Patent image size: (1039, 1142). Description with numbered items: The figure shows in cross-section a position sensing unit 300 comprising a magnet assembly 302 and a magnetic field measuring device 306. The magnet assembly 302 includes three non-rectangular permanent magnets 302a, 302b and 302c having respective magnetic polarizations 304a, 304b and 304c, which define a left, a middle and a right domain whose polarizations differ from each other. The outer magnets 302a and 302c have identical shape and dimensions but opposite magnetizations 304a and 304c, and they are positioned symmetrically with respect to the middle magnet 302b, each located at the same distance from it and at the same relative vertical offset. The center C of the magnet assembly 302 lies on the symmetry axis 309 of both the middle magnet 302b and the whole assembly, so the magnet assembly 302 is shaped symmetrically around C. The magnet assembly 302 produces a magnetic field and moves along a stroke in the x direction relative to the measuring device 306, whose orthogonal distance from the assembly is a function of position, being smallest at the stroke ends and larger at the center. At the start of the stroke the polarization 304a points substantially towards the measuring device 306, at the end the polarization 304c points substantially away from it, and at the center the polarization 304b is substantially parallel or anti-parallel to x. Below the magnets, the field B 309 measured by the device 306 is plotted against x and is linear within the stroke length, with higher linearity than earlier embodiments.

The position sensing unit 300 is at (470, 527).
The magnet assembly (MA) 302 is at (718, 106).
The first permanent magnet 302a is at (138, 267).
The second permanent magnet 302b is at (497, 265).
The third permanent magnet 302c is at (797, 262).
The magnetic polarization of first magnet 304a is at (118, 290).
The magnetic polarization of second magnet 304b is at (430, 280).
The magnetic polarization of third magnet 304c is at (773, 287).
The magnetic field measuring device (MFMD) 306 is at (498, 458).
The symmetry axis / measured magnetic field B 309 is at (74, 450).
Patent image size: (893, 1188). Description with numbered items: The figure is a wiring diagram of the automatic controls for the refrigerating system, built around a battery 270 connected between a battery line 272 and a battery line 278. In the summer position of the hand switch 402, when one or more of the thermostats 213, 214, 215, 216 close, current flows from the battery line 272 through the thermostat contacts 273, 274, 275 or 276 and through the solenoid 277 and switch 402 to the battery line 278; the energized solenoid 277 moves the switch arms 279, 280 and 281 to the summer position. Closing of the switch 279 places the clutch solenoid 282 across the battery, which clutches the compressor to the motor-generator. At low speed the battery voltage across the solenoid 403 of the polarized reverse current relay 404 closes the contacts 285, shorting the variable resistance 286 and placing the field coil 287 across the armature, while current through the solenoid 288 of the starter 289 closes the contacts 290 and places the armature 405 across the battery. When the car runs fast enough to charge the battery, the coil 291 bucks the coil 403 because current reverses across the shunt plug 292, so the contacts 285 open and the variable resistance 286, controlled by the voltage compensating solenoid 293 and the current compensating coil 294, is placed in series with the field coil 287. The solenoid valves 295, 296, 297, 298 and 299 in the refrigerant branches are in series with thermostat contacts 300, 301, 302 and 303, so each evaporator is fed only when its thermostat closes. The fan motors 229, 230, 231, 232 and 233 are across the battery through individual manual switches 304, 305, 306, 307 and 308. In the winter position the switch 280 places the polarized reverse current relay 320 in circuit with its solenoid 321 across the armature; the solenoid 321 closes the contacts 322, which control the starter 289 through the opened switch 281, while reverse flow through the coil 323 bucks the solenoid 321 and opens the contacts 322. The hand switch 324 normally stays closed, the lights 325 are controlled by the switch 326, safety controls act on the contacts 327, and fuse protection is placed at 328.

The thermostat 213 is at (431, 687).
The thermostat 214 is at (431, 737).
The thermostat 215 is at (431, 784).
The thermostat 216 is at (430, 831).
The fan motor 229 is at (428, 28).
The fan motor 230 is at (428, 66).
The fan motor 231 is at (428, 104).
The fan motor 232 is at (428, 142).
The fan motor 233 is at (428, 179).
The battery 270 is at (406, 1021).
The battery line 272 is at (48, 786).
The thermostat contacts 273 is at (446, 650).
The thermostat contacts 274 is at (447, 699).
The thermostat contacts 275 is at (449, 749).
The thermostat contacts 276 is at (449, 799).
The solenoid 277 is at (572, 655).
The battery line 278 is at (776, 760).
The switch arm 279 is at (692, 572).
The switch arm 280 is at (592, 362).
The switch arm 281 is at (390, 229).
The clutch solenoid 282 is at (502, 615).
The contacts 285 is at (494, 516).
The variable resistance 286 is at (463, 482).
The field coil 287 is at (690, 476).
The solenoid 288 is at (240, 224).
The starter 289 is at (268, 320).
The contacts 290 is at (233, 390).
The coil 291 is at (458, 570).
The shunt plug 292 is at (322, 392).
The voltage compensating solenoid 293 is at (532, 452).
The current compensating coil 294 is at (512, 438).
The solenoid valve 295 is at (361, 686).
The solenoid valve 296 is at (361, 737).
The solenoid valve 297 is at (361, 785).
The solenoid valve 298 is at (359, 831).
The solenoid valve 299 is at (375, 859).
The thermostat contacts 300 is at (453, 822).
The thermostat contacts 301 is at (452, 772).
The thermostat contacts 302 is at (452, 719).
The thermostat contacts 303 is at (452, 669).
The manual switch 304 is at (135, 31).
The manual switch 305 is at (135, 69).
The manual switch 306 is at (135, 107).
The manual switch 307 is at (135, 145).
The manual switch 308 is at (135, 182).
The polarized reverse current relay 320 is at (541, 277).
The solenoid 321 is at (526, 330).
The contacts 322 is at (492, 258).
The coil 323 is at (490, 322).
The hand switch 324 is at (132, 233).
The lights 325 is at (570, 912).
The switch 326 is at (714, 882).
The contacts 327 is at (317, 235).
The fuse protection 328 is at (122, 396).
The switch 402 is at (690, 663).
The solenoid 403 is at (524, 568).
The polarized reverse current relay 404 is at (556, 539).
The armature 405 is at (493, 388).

§ §

DO THIS | Print both items above again, character for character, with no changes.

TASK OUTPUT |
Patent image size: (1039, 1142). Description with numbered items: The figure shows in cross-section a position sensing unit 300 comprising a magnet assembly 302 and a magnetic field measuring device 306. The magnet assembly 302 includes three non-rectangular permanent magnets 302a, 302b and 302c having respective magnetic polarizations 304a, 304b and 304c, which define a left, a middle and a right domain whose polarizations differ from each other. The outer magnets 302a and 302c have identical shape and dimensions but opposite magnetizations 304a and 304c, and they are positioned symmetrically with respect to the middle magnet 302b, each located at the same distance from it and at the same relative vertical offset. The center C of the magnet assembly 302 lies on the symmetry axis 309 of both the middle magnet 302b and the whole assembly, so the magnet assembly 302 is shaped symmetrically around C. The magnet assembly 302 produces a magnetic field and moves along a stroke in the x direction relative to the measuring device 306, whose orthogonal distance from the assembly is a function of position, being smallest at the stroke ends and larger at the center. At the start of the stroke the polarization 304a points substantially towards the measuring device 306, at the end the polarization 304c points substantially away from it, and at the center the polarization 304b is substantially parallel or anti-parallel to x. Below the magnets, the field B 309 measured by the device 306 is plotted against x and is linear within the stroke length, with higher linearity than earlier embodiments.

The position sensing unit 300 is at (470, 527).
The magnet assembly (MA) 302 is at (718, 106).
The first permanent magnet 302a is at (138, 267).
The second permanent magnet 302b is at (497, 265).
The third permanent magnet 302c is at (797, 262).
The magnetic polarization of first magnet 304a is at (118, 290).
The magnetic polarization of second magnet 304b is at (430, 280).
The magnetic polarization of third magnet 304c is at (773, 287).
The magnetic field measuring device (MFMD) 306 is at (498, 458).
The symmetry axis / measured magnetic field B 309 is at (74, 450).
Patent image size: (893, 1188). Description with numbered items: The figure is a wiring diagram of the automatic controls for the refrigerating system, built around a battery 270 connected between a battery line 272 and a battery line 278. In the summer position of the hand switch 402, when one or more of the thermostats 213, 214, 215, 216 close, current flows from the battery line 272 through the thermostat contacts 273, 274, 275 or 276 and through the solenoid 277 and switch 402 to the battery line 278; the energized solenoid 277 moves the switch arms 279, 280 and 281 to the summer position. Closing of the switch 279 places the clutch solenoid 282 across the battery, which clutches the compressor to the motor-generator. At low speed the battery voltage across the solenoid 403 of the polarized reverse current relay 404 closes the contacts 285, shorting the variable resistance 286 and placing the field coil 287 across the armature, while current through the solenoid 288 of the starter 289 closes the contacts 290 and places the armature 405 across the battery. When the car runs fast enough to charge the battery, the coil 291 bucks the coil 403 because current reverses across the shunt plug 292, so the contacts 285 open and the variable resistance 286, controlled by the voltage compensating solenoid 293 and the current compensating coil 294, is placed in series with the field coil 287. The solenoid valves 295, 296, 297, 298 and 299 in the refrigerant branches are in series with thermostat contacts 300, 301, 302 and 303, so each evaporator is fed only when its thermostat closes. The fan motors 229, 230, 231, 232 and 233 are across the battery through individual manual switches 304, 305, 306, 307 and 308. In the winter position the switch 280 places the polarized reverse current relay 320 in circuit with its solenoid 321 across the armature; the solenoid 321 closes the contacts 322, which control the starter 289 through the opened switch 281, while reverse flow through the coil 323 bucks the solenoid 321 and opens the contacts 322. The hand switch 324 normally stays closed, the lights 325 are controlled by the switch 326, safety controls act on the contacts 327, and fuse protection is placed at 328.

The thermostat 213 is at (431, 687).
The thermostat 214 is at (431, 737).
The thermostat 215 is at (431, 784).
The thermostat 216 is at (430, 831).
The fan motor 229 is at (428, 28).
The fan motor 230 is at (428, 66).
The fan motor 231 is at (428, 104).
The fan motor 232 is at (428, 142).
The fan motor 233 is at (428, 179).
The battery 270 is at (406, 1021).
The battery line 272 is at (48, 786).
The thermostat contacts 273 is at (446, 650).
The thermostat contacts 274 is at (447, 699).
The thermostat contacts 275 is at (449, 749).
The thermostat contacts 276 is at (449, 799).
The solenoid 277 is at (572, 655).
The battery line 278 is at (776, 760).
The switch arm 279 is at (692, 572).
The switch arm 280 is at (592, 362).
The switch arm 281 is at (390, 229).
The clutch solenoid 282 is at (502, 615).
The contacts 285 is at (494, 516).
The variable resistance 286 is at (463, 482).
The field coil 287 is at (690, 476).
The solenoid 288 is at (240, 224).
The starter 289 is at (268, 320).
The contacts 290 is at (233, 390).
The coil 291 is at (458, 570).
The shunt plug 292 is at (322, 392).
The voltage compensating solenoid 293 is at (532, 452).
The current compensating coil 294 is at (512, 438).
The solenoid valve 295 is at (361, 686).
The solenoid valve 296 is at (361, 737).
The solenoid valve 297 is at (361, 785).
The solenoid valve 298 is at (359, 831).
The solenoid valve 299 is at (375, 859).
The thermostat contacts 300 is at (453, 822).
The thermostat contacts 301 is at (452, 772).
The thermostat contacts 302 is at (452, 719).
The thermostat contacts 303 is at (452, 669).
The manual switch 304 is at (135, 31).
The manual switch 305 is at (135, 69).
The manual switch 306 is at (135, 107).
The manual switch 307 is at (135, 145).
The manual switch 308 is at (135, 182).
The polarized reverse current relay 320 is at (541, 277).
The solenoid 321 is at (526, 330).
The contacts 322 is at (492, 258).
The coil 323 is at (490, 322).
The hand switch 324 is at (132, 233).
The lights 325 is at (570, 912).
The switch 326 is at (714, 882).
The contacts 327 is at (317, 235).
The fuse protection 328 is at (122, 396).
The switch 402 is at (690, 663).
The solenoid 403 is at (524, 568).
The polarized reverse current relay 404 is at (556, 539).
The armature 405 is at (493, 388).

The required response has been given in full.